- **Problem**
Search the data below for the string "Dollar". Extract every line that contains it.

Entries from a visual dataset
- - -

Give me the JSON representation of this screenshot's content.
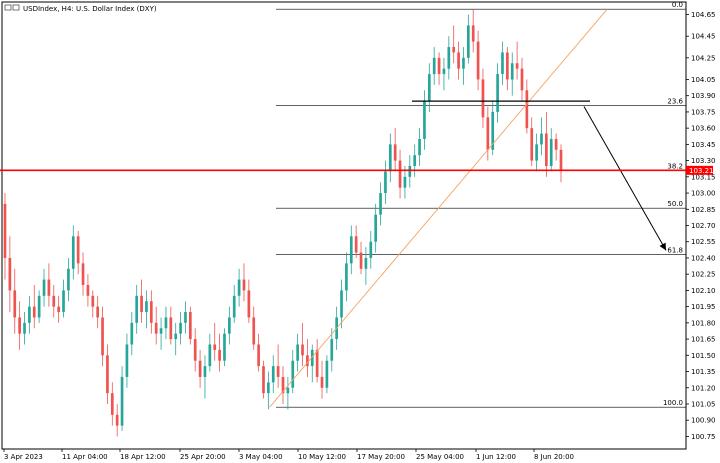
{
  "header": {
    "symbol_title": "USDIndex, H4:  U.S. Dollar Index (DXY)"
  },
  "chart_data": {
    "type": "candlestick",
    "title": "USDIndex, H4:  U.S. Dollar Index (DXY)",
    "xlabel": "",
    "ylabel": "",
    "ylim": [
      100.68,
      104.72
    ],
    "y_ticks": [
      "104.65",
      "104.45",
      "104.25",
      "104.05",
      "103.90",
      "103.75",
      "103.60",
      "103.45",
      "103.30",
      "103.15",
      "103.00",
      "102.85",
      "102.70",
      "102.55",
      "102.40",
      "102.25",
      "102.10",
      "101.95",
      "101.80",
      "101.65",
      "101.50",
      "101.35",
      "101.20",
      "101.05",
      "100.90",
      "100.75"
    ],
    "x_ticks": [
      "3 Apr 2023",
      "11 Apr 04:00",
      "18 Apr 12:00",
      "25 Apr 20:00",
      "3 May 04:00",
      "10 May 12:00",
      "17 May 20:00",
      "25 May 04:00",
      "1 Jun 12:00",
      "8 Jun 20:00"
    ],
    "current_price": {
      "label": "103.21",
      "value": 103.21,
      "color": "#ff0000"
    },
    "fibonacci": {
      "levels": [
        {
          "label": "0.0",
          "value": 104.7
        },
        {
          "label": "23.6",
          "value": 103.81
        },
        {
          "label": "38.2",
          "value": 103.21
        },
        {
          "label": "50.0",
          "value": 102.86
        },
        {
          "label": "61.8",
          "value": 102.43
        },
        {
          "label": "100.0",
          "value": 101.02
        }
      ],
      "line_color": "#000000"
    },
    "trendline": {
      "from": [
        "4 May",
        101.02
      ],
      "to": [
        "14 Jun",
        104.7
      ],
      "color": "#f4a460"
    },
    "resistance_line": {
      "from": [
        "29 May",
        103.85
      ],
      "to": [
        "12 Jun",
        103.85
      ]
    },
    "projection_arrow": {
      "from": [
        "12 Jun",
        103.8
      ],
      "to": [
        "18 Jun",
        102.47
      ]
    },
    "colors": {
      "up": "#26a69a",
      "down": "#ef5350",
      "axis": "#000000"
    },
    "series": [
      {
        "ohlc": [
          [
            102.9,
            103.0,
            102.2,
            102.4
          ],
          [
            102.4,
            102.6,
            101.9,
            102.1
          ],
          [
            102.1,
            102.3,
            101.7,
            101.85
          ],
          [
            101.85,
            102.0,
            101.55,
            101.7
          ],
          [
            101.7,
            101.9,
            101.6,
            101.8
          ],
          [
            101.8,
            102.05,
            101.7,
            101.95
          ],
          [
            101.95,
            102.15,
            101.75,
            101.85
          ],
          [
            101.85,
            102.1,
            101.8,
            102.05
          ],
          [
            102.05,
            102.3,
            101.95,
            102.2
          ],
          [
            102.2,
            102.35,
            101.95,
            102.05
          ],
          [
            102.05,
            102.15,
            101.85,
            101.95
          ],
          [
            101.95,
            102.05,
            101.8,
            101.9
          ],
          [
            101.9,
            102.2,
            101.85,
            102.1
          ],
          [
            102.1,
            102.4,
            102.0,
            102.3
          ],
          [
            102.3,
            102.7,
            102.2,
            102.6
          ],
          [
            102.6,
            102.65,
            102.25,
            102.35
          ],
          [
            102.35,
            102.45,
            102.05,
            102.15
          ],
          [
            102.15,
            102.25,
            101.95,
            102.05
          ],
          [
            102.05,
            102.1,
            101.85,
            101.95
          ],
          [
            101.95,
            102.05,
            101.75,
            101.85
          ],
          [
            101.85,
            101.95,
            101.4,
            101.5
          ],
          [
            101.5,
            101.6,
            101.05,
            101.15
          ],
          [
            101.15,
            101.25,
            100.85,
            100.95
          ],
          [
            100.95,
            101.05,
            100.75,
            100.85
          ],
          [
            100.85,
            101.4,
            100.8,
            101.3
          ],
          [
            101.3,
            101.7,
            101.2,
            101.6
          ],
          [
            101.6,
            101.9,
            101.5,
            101.8
          ],
          [
            101.8,
            102.15,
            101.7,
            102.05
          ],
          [
            102.05,
            102.2,
            101.8,
            101.9
          ],
          [
            101.9,
            102.1,
            101.75,
            102.0
          ],
          [
            102.0,
            102.1,
            101.7,
            101.8
          ],
          [
            101.8,
            101.95,
            101.6,
            101.7
          ],
          [
            101.7,
            101.85,
            101.55,
            101.75
          ],
          [
            101.75,
            101.95,
            101.65,
            101.85
          ],
          [
            101.85,
            101.95,
            101.6,
            101.65
          ],
          [
            101.65,
            101.8,
            101.5,
            101.7
          ],
          [
            101.7,
            101.9,
            101.6,
            101.8
          ],
          [
            101.8,
            102.0,
            101.7,
            101.9
          ],
          [
            101.9,
            101.95,
            101.6,
            101.65
          ],
          [
            101.65,
            101.75,
            101.35,
            101.45
          ],
          [
            101.45,
            101.55,
            101.2,
            101.3
          ],
          [
            101.3,
            101.5,
            101.1,
            101.4
          ],
          [
            101.4,
            101.7,
            101.35,
            101.6
          ],
          [
            101.6,
            101.8,
            101.45,
            101.55
          ],
          [
            101.55,
            101.7,
            101.35,
            101.45
          ],
          [
            101.45,
            101.75,
            101.4,
            101.7
          ],
          [
            101.7,
            101.95,
            101.6,
            101.85
          ],
          [
            101.85,
            102.15,
            101.8,
            102.05
          ],
          [
            102.05,
            102.3,
            101.95,
            102.2
          ],
          [
            102.2,
            102.35,
            102.0,
            102.1
          ],
          [
            102.1,
            102.2,
            101.8,
            101.85
          ],
          [
            101.85,
            101.95,
            101.55,
            101.6
          ],
          [
            101.6,
            101.7,
            101.35,
            101.4
          ],
          [
            101.4,
            101.45,
            101.1,
            101.15
          ],
          [
            101.15,
            101.35,
            101.0,
            101.25
          ],
          [
            101.25,
            101.5,
            101.15,
            101.4
          ],
          [
            101.4,
            101.6,
            101.2,
            101.3
          ],
          [
            101.3,
            101.4,
            101.05,
            101.15
          ],
          [
            101.15,
            101.3,
            101.0,
            101.2
          ],
          [
            101.2,
            101.55,
            101.15,
            101.45
          ],
          [
            101.45,
            101.7,
            101.35,
            101.6
          ],
          [
            101.6,
            101.8,
            101.4,
            101.5
          ],
          [
            101.5,
            101.65,
            101.3,
            101.4
          ],
          [
            101.4,
            101.6,
            101.25,
            101.55
          ],
          [
            101.55,
            101.65,
            101.25,
            101.3
          ],
          [
            101.3,
            101.45,
            101.1,
            101.2
          ],
          [
            101.2,
            101.5,
            101.15,
            101.45
          ],
          [
            101.45,
            101.75,
            101.35,
            101.65
          ],
          [
            101.65,
            101.95,
            101.55,
            101.85
          ],
          [
            101.85,
            102.2,
            101.75,
            102.1
          ],
          [
            102.1,
            102.45,
            102.0,
            102.35
          ],
          [
            102.35,
            102.7,
            102.25,
            102.6
          ],
          [
            102.6,
            102.7,
            102.4,
            102.45
          ],
          [
            102.45,
            102.55,
            102.25,
            102.3
          ],
          [
            102.3,
            102.5,
            102.15,
            102.4
          ],
          [
            102.4,
            102.65,
            102.3,
            102.55
          ],
          [
            102.55,
            102.9,
            102.45,
            102.8
          ],
          [
            102.8,
            103.1,
            102.7,
            103.0
          ],
          [
            103.0,
            103.3,
            102.9,
            103.2
          ],
          [
            103.2,
            103.55,
            103.1,
            103.45
          ],
          [
            103.45,
            103.6,
            103.2,
            103.3
          ],
          [
            103.3,
            103.4,
            102.95,
            103.05
          ],
          [
            103.05,
            103.25,
            102.95,
            103.15
          ],
          [
            103.15,
            103.35,
            103.05,
            103.25
          ],
          [
            103.25,
            103.45,
            103.15,
            103.35
          ],
          [
            103.35,
            103.6,
            103.25,
            103.5
          ],
          [
            103.5,
            103.95,
            103.4,
            103.85
          ],
          [
            103.85,
            104.2,
            103.75,
            104.1
          ],
          [
            104.1,
            104.35,
            104.0,
            104.25
          ],
          [
            104.25,
            104.3,
            104.0,
            104.1
          ],
          [
            104.1,
            104.25,
            103.95,
            104.15
          ],
          [
            104.15,
            104.45,
            104.05,
            104.35
          ],
          [
            104.35,
            104.55,
            104.2,
            104.3
          ],
          [
            104.3,
            104.4,
            104.05,
            104.15
          ],
          [
            104.15,
            104.35,
            104.0,
            104.25
          ],
          [
            104.25,
            104.65,
            104.2,
            104.55
          ],
          [
            104.55,
            104.7,
            104.3,
            104.4
          ],
          [
            104.4,
            104.5,
            103.95,
            104.05
          ],
          [
            104.05,
            104.15,
            103.6,
            103.7
          ],
          [
            103.7,
            103.8,
            103.3,
            103.4
          ],
          [
            103.4,
            103.85,
            103.35,
            103.75
          ],
          [
            103.75,
            104.2,
            103.65,
            104.1
          ],
          [
            104.1,
            104.4,
            104.0,
            104.3
          ],
          [
            104.3,
            104.35,
            103.95,
            104.05
          ],
          [
            104.05,
            104.3,
            103.9,
            104.2
          ],
          [
            104.2,
            104.4,
            104.05,
            104.15
          ],
          [
            104.15,
            104.25,
            103.85,
            103.95
          ],
          [
            103.95,
            104.05,
            103.55,
            103.6
          ],
          [
            103.6,
            103.7,
            103.25,
            103.3
          ],
          [
            103.3,
            103.55,
            103.2,
            103.45
          ],
          [
            103.45,
            103.7,
            103.35,
            103.55
          ],
          [
            103.55,
            103.75,
            103.15,
            103.25
          ],
          [
            103.25,
            103.6,
            103.2,
            103.5
          ],
          [
            103.5,
            103.55,
            103.3,
            103.4
          ],
          [
            103.4,
            103.45,
            103.1,
            103.21
          ]
        ]
      }
    ]
  }
}
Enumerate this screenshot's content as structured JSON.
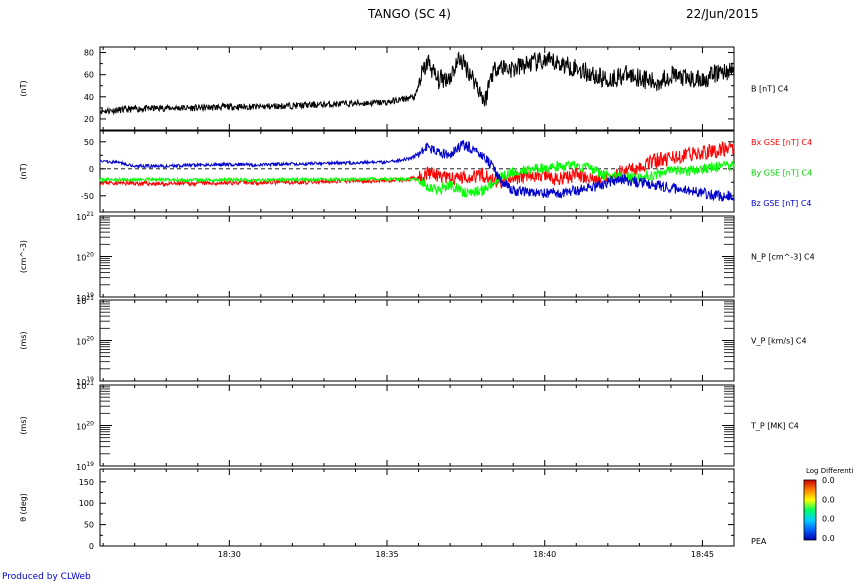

- - -

- **Exercise solution**
    "symbol_title": "USDIndex, H4:  U.S. Dollar Index (DXY)"
    "title": "USDIndex, H4:  U.S. Dollar Index (DXY)",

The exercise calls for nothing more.